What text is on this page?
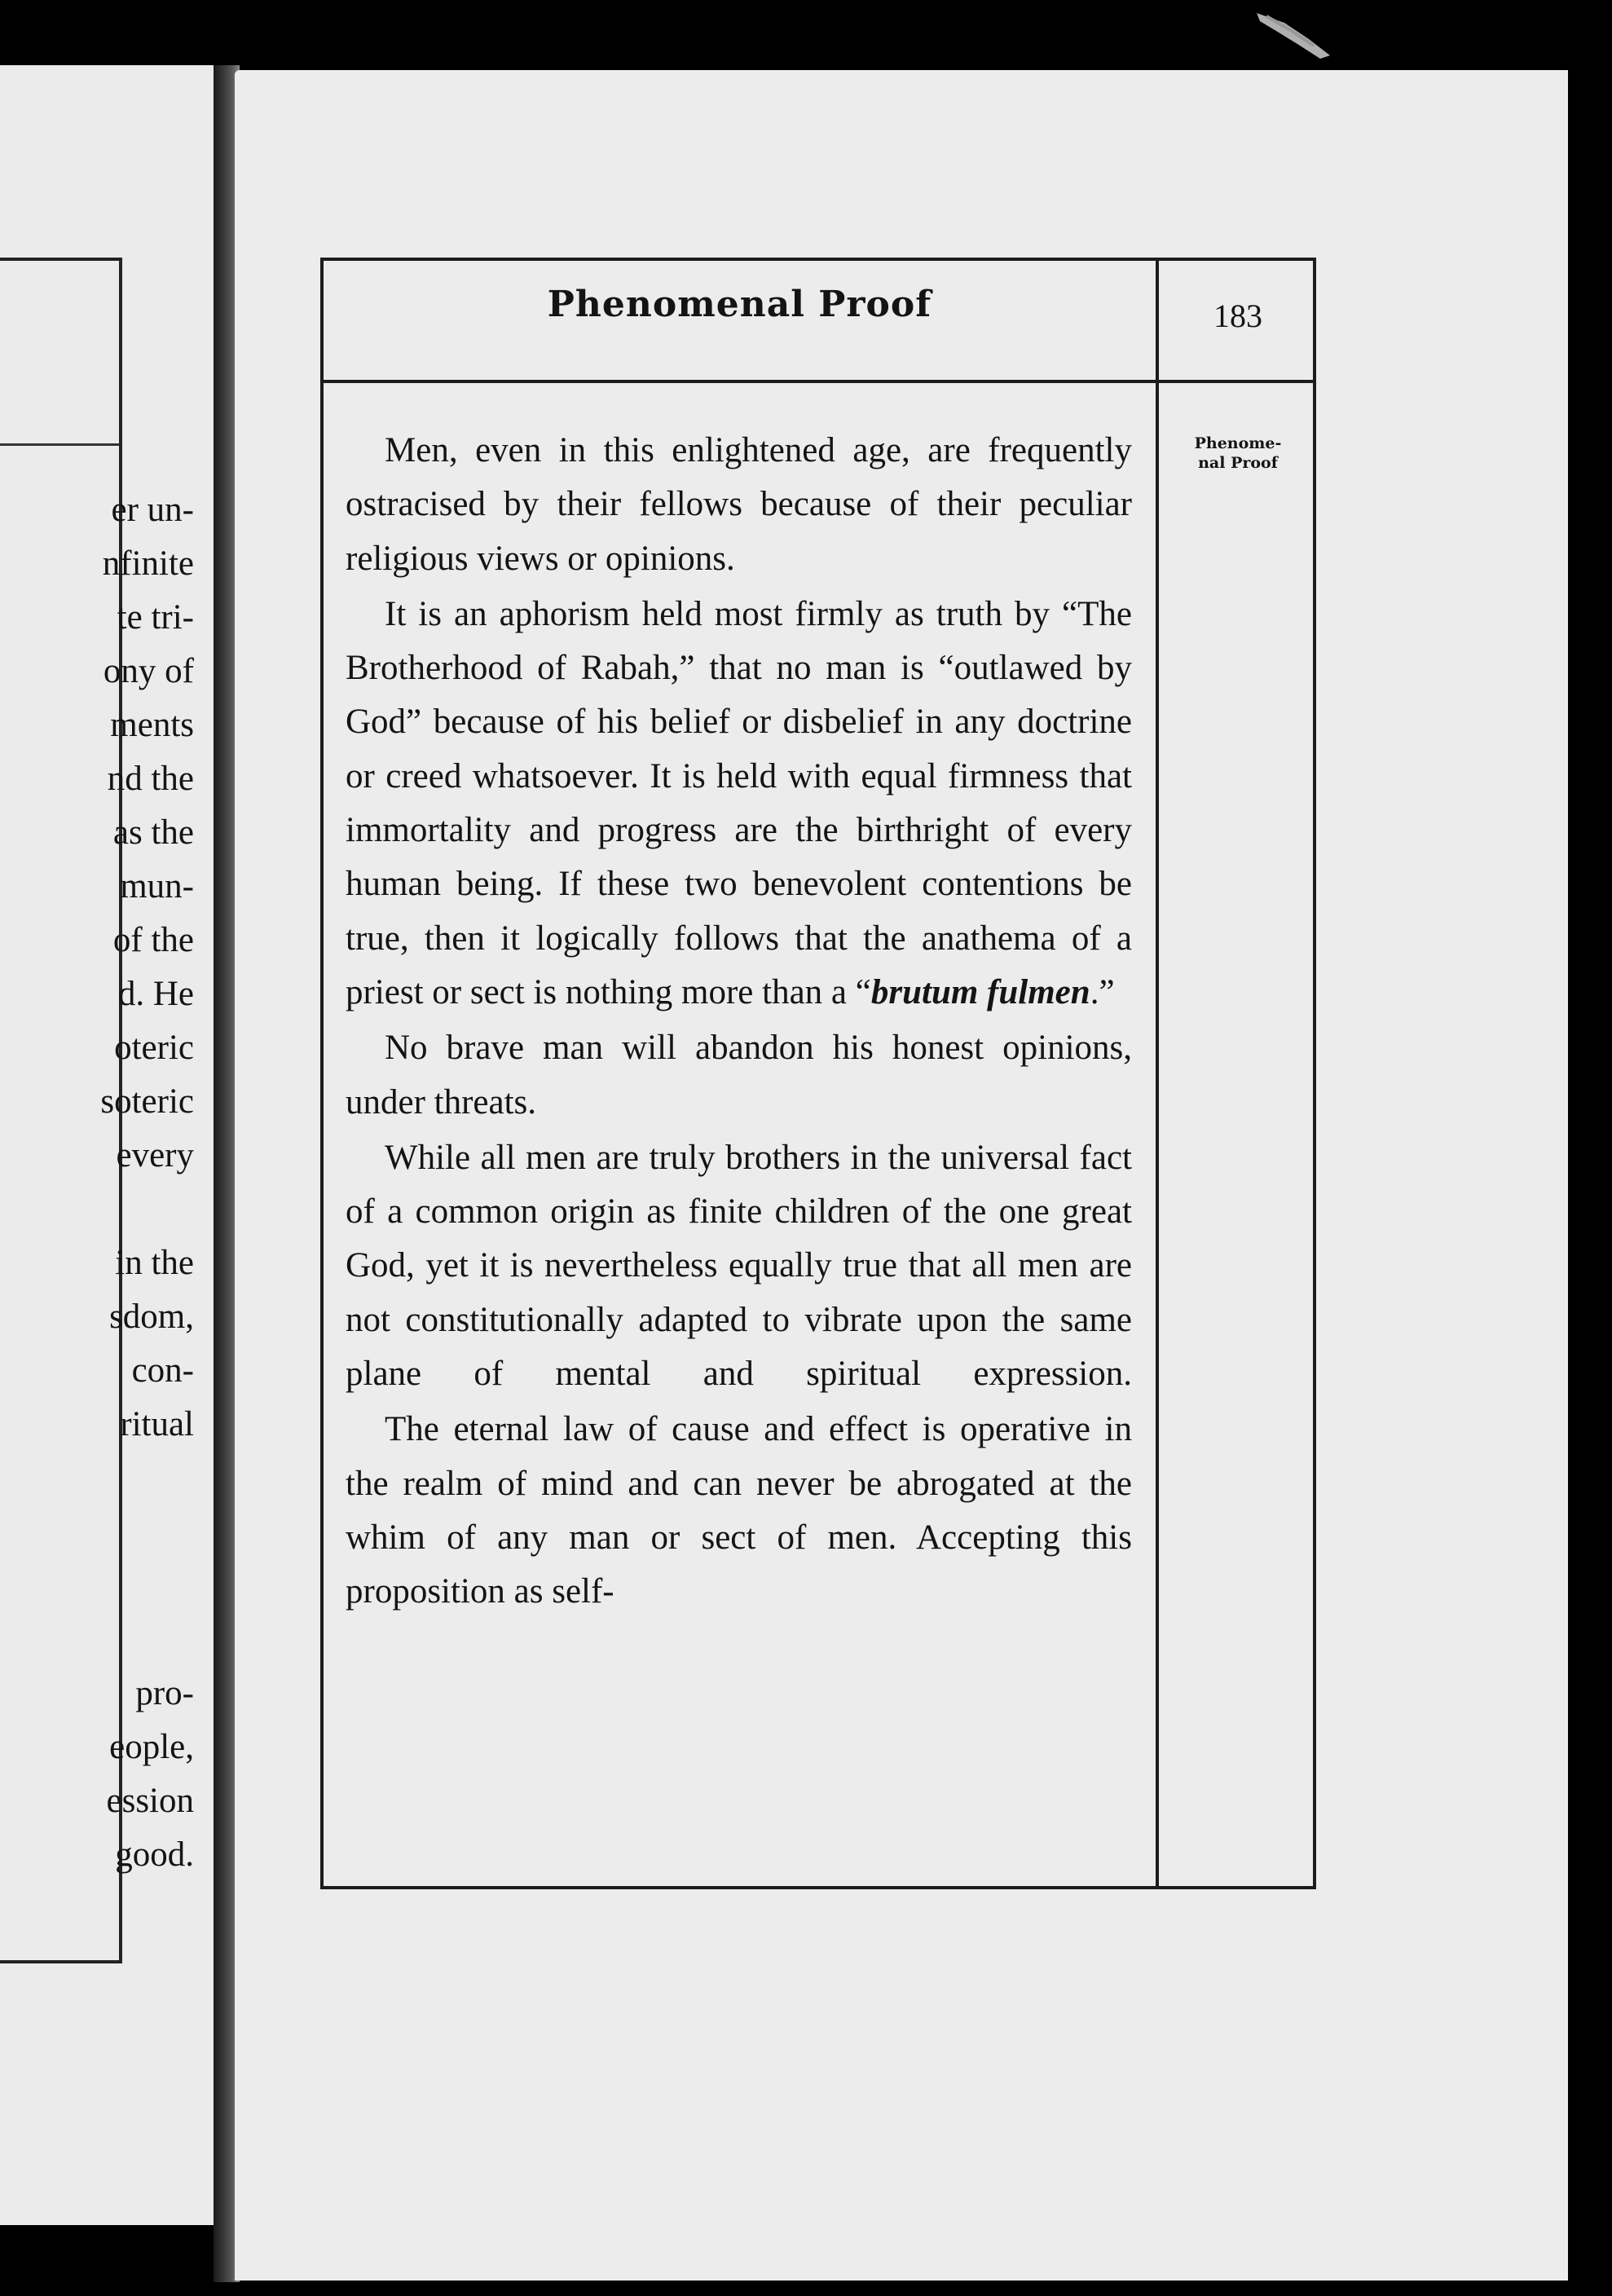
er un-
nfinite
te tri-
ony of
ments
nd the
as the
mun-
of the
d. He
oteric
soteric
every
in the
sdom,
con-
ritual
pro-
eople,
ession
good.
Phenomenal Proof	183
Phenome-
nal Proof

Men, even in this enlightened age, are frequently ostracised by their fellows because of their peculiar religious views or opinions.

It is an aphorism held most firmly as truth by “The Brotherhood of Rabah,” that no man is “outlawed by God” because of his belief or disbelief in any doctrine or creed whatsoever. It is held with equal firmness that immortality and progress are the birthright of every human being. If these two benevolent contentions be true, then it logically follows that the anathema of a priest or sect is nothing more than a “brutum fulmen.”

No brave man will abandon his honest opinions, under threats.

While all men are truly brothers in the universal fact of a common origin as finite children of the one great God, yet it is nevertheless equally true that all men are not constitutionally adapted to vibrate upon the same plane of mental and spiritual expression.

The eternal law of cause and effect is operative in the realm of mind and can never be abrogated at the whim of any man or sect of men. Accepting this proposition as self-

__________________________________________________

== Task description ==
Using the material above, return every line exactly as it appears, minus the pictures.

== Finished task ==
What text is on this page?
er un-
nfinite
te tri-
ony of
ments
nd the
as the
mun-
of the
d. He
oteric
soteric
every
in the
sdom,
con-
ritual
pro-
eople,
ession
good.
Phenomenal Proof	183
Phenome-
nal Proof

Men, even in this enlightened age, are frequently ostracised by their fellows because of their peculiar religious views or opinions.

It is an aphorism held most firmly as truth by “The Brotherhood of Rabah,” that no man is “outlawed by God” because of his belief or disbelief in any doctrine or creed whatsoever. It is held with equal firmness that immortality and progress are the birthright of every human being. If these two benevolent contentions be true, then it logically follows that the anathema of a priest or sect is nothing more than a “brutum fulmen.”

No brave man will abandon his honest opinions, under threats.

While all men are truly brothers in the universal fact of a common origin as finite children of the one great God, yet it is nevertheless equally true that all men are not constitutionally adapted to vibrate upon the same plane of mental and spiritual expression.

The eternal law of cause and effect is operative in the realm of mind and can never be abrogated at the whim of any man or sect of men. Accepting this proposition as self-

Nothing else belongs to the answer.